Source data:
*-*-*

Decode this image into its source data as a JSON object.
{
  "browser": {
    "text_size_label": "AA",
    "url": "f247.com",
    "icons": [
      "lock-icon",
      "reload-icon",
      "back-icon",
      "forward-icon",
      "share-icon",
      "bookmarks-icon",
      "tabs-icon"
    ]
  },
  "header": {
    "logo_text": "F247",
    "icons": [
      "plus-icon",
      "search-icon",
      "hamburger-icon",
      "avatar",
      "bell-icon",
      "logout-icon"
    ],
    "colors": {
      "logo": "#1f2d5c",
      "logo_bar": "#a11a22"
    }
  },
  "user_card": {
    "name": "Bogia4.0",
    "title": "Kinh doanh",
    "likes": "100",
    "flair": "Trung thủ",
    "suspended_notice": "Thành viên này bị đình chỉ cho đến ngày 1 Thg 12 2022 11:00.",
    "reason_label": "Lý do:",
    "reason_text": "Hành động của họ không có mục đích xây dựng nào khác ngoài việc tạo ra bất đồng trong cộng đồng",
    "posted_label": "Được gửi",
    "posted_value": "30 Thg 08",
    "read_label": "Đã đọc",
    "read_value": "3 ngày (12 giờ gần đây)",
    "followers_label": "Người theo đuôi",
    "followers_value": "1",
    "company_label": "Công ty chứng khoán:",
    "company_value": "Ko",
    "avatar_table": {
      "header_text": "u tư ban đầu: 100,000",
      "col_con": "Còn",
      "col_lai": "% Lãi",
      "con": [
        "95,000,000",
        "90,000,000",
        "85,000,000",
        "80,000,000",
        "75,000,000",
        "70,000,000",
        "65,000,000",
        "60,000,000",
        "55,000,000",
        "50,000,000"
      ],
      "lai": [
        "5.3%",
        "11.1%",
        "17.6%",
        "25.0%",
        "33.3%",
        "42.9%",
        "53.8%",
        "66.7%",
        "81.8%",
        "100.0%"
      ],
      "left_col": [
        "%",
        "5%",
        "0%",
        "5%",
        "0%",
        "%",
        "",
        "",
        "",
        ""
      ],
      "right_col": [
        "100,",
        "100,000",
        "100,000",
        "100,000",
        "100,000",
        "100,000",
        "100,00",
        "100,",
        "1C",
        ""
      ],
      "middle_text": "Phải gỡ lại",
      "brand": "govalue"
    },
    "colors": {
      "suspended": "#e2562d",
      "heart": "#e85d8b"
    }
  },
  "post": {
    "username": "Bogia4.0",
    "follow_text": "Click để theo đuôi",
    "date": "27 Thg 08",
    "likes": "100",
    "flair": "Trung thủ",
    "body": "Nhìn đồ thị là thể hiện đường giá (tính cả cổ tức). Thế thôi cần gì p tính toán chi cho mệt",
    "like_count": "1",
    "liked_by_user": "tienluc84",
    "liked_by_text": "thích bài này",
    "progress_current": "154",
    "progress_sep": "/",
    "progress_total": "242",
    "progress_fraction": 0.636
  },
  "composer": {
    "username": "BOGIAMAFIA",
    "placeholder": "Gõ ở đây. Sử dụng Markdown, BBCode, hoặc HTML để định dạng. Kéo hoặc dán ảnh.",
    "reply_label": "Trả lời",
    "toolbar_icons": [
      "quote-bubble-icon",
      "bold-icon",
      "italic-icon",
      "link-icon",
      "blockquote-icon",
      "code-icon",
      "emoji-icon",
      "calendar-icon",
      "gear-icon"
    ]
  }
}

*-*-*

**The task**
Copy out all the entries shown above, character for character.

**Final answer**
Decode this image into its source data as a JSON object.
{
  "browser": {
    "text_size_label": "AA",
    "url": "f247.com",
    "icons": [
      "lock-icon",
      "reload-icon",
      "back-icon",
      "forward-icon",
      "share-icon",
      "bookmarks-icon",
      "tabs-icon"
    ]
  },
  "header": {
    "logo_text": "F247",
    "icons": [
      "plus-icon",
      "search-icon",
      "hamburger-icon",
      "avatar",
      "bell-icon",
      "logout-icon"
    ],
    "colors": {
      "logo": "#1f2d5c",
      "logo_bar": "#a11a22"
    }
  },
  "user_card": {
    "name": "Bogia4.0",
    "title": "Kinh doanh",
    "likes": "100",
    "flair": "Trung thủ",
    "suspended_notice": "Thành viên này bị đình chỉ cho đến ngày 1 Thg 12 2022 11:00.",
    "reason_label": "Lý do:",
    "reason_text": "Hành động của họ không có mục đích xây dựng nào khác ngoài việc tạo ra bất đồng trong cộng đồng",
    "posted_label": "Được gửi",
    "posted_value": "30 Thg 08",
    "read_label": "Đã đọc",
    "read_value": "3 ngày (12 giờ gần đây)",
    "followers_label": "Người theo đuôi",
    "followers_value": "1",
    "company_label": "Công ty chứng khoán:",
    "company_value": "Ko",
    "avatar_table": {
      "header_text": "u tư ban đầu: 100,000",
      "col_con": "Còn",
      "col_lai": "% Lãi",
      "con": [
        "95,000,000",
        "90,000,000",
        "85,000,000",
        "80,000,000",
        "75,000,000",
        "70,000,000",
        "65,000,000",
        "60,000,000",
        "55,000,000",
        "50,000,000"
      ],
      "lai": [
        "5.3%",
        "11.1%",
        "17.6%",
        "25.0%",
        "33.3%",
        "42.9%",
        "53.8%",
        "66.7%",
        "81.8%",
        "100.0%"
      ],
      "left_col": [
        "%",
        "5%",
        "0%",
        "5%",
        "0%",
        "%",
        "",
        "",
        "",
        ""
      ],
      "right_col": [
        "100,",
        "100,000",
        "100,000",
        "100,000",
        "100,000",
        "100,000",
        "100,00",
        "100,",
        "1C",
        ""
      ],
      "middle_text": "Phải gỡ lại",
      "brand": "govalue"
    },
    "colors": {
      "suspended": "#e2562d",
      "heart": "#e85d8b"
    }
  },
  "post": {
    "username": "Bogia4.0",
    "follow_text": "Click để theo đuôi",
    "date": "27 Thg 08",
    "likes": "100",
    "flair": "Trung thủ",
    "body": "Nhìn đồ thị là thể hiện đường giá (tính cả cổ tức). Thế thôi cần gì p tính toán chi cho mệt",
    "like_count": "1",
    "liked_by_user": "tienluc84",
    "liked_by_text": "thích bài này",
    "progress_current": "154",
    "progress_sep": "/",
    "progress_total": "242",
    "progress_fraction": 0.636
  },
  "composer": {
    "username": "BOGIAMAFIA",
    "placeholder": "Gõ ở đây. Sử dụng Markdown, BBCode, hoặc HTML để định dạng. Kéo hoặc dán ảnh.",
    "reply_label": "Trả lời",
    "toolbar_icons": [
      "quote-bubble-icon",
      "bold-icon",
      "italic-icon",
      "link-icon",
      "blockquote-icon",
      "code-icon",
      "emoji-icon",
      "calendar-icon",
      "gear-icon"
    ]
  }
}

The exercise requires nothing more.